> [EXERCISE GOAL]: The records below are to be quoted in full; please keep every word exact.

# # #

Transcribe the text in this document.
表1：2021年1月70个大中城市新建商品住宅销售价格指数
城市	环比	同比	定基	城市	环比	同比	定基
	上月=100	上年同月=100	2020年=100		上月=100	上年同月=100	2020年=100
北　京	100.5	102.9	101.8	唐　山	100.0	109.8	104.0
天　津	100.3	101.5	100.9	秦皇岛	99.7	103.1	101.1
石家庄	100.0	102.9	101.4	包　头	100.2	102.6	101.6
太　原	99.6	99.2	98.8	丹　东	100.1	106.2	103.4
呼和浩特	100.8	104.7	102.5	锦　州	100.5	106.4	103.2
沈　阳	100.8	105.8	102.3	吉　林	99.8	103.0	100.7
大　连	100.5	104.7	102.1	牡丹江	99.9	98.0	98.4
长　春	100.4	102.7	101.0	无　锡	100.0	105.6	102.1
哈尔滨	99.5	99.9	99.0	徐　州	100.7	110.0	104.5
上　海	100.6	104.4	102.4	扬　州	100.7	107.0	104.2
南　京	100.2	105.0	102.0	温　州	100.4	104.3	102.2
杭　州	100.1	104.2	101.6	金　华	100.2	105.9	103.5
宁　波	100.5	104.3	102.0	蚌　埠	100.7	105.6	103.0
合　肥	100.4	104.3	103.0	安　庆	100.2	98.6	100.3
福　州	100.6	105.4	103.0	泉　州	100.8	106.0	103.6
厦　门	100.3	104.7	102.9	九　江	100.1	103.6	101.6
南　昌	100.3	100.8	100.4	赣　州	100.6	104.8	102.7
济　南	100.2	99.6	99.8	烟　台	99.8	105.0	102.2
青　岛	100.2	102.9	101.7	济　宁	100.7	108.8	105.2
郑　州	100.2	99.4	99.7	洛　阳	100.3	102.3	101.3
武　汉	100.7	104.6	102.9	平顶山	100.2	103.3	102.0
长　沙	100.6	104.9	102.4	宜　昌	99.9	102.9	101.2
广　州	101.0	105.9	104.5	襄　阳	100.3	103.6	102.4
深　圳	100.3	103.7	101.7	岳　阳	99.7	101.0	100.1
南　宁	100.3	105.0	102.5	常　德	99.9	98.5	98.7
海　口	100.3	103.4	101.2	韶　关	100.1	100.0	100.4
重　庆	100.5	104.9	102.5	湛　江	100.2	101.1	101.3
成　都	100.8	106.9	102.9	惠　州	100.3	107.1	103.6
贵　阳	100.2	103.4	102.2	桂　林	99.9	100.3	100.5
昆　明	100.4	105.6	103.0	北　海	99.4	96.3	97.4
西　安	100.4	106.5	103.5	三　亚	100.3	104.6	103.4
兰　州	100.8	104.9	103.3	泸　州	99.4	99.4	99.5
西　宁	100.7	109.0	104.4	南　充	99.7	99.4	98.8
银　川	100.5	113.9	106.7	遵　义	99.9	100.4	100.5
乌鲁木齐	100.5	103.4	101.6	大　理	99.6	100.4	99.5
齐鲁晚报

# # #

> [OUTPUT OF THE TASK]:
Transcribe the text in this document.
表1：2021年1月70个大中城市新建商品住宅销售价格指数
城市	环比	同比	定基	城市	环比	同比	定基
	上月=100	上年同月=100	2020年=100		上月=100	上年同月=100	2020年=100
北　京	100.5	102.9	101.8	唐　山	100.0	109.8	104.0
天　津	100.3	101.5	100.9	秦皇岛	99.7	103.1	101.1
石家庄	100.0	102.9	101.4	包　头	100.2	102.6	101.6
太　原	99.6	99.2	98.8	丹　东	100.1	106.2	103.4
呼和浩特	100.8	104.7	102.5	锦　州	100.5	106.4	103.2
沈　阳	100.8	105.8	102.3	吉　林	99.8	103.0	100.7
大　连	100.5	104.7	102.1	牡丹江	99.9	98.0	98.4
长　春	100.4	102.7	101.0	无　锡	100.0	105.6	102.1
哈尔滨	99.5	99.9	99.0	徐　州	100.7	110.0	104.5
上　海	100.6	104.4	102.4	扬　州	100.7	107.0	104.2
南　京	100.2	105.0	102.0	温　州	100.4	104.3	102.2
杭　州	100.1	104.2	101.6	金　华	100.2	105.9	103.5
宁　波	100.5	104.3	102.0	蚌　埠	100.7	105.6	103.0
合　肥	100.4	104.3	103.0	安　庆	100.2	98.6	100.3
福　州	100.6	105.4	103.0	泉　州	100.8	106.0	103.6
厦　门	100.3	104.7	102.9	九　江	100.1	103.6	101.6
南　昌	100.3	100.8	100.4	赣　州	100.6	104.8	102.7
济　南	100.2	99.6	99.8	烟　台	99.8	105.0	102.2
青　岛	100.2	102.9	101.7	济　宁	100.7	108.8	105.2
郑　州	100.2	99.4	99.7	洛　阳	100.3	102.3	101.3
武　汉	100.7	104.6	102.9	平顶山	100.2	103.3	102.0
长　沙	100.6	104.9	102.4	宜　昌	99.9	102.9	101.2
广　州	101.0	105.9	104.5	襄　阳	100.3	103.6	102.4
深　圳	100.3	103.7	101.7	岳　阳	99.7	101.0	100.1
南　宁	100.3	105.0	102.5	常　德	99.9	98.5	98.7
海　口	100.3	103.4	101.2	韶　关	100.1	100.0	100.4
重　庆	100.5	104.9	102.5	湛　江	100.2	101.1	101.3
成　都	100.8	106.9	102.9	惠　州	100.3	107.1	103.6
贵　阳	100.2	103.4	102.2	桂　林	99.9	100.3	100.5
昆　明	100.4	105.6	103.0	北　海	99.4	96.3	97.4
西　安	100.4	106.5	103.5	三　亚	100.3	104.6	103.4
兰　州	100.8	104.9	103.3	泸　州	99.4	99.4	99.5
西　宁	100.7	109.0	104.4	南　充	99.7	99.4	98.8
银　川	100.5	113.9	106.7	遵　义	99.9	100.4	100.5
乌鲁木齐	100.5	103.4	101.6	大　理	99.6	100.4	99.5
齐鲁晚报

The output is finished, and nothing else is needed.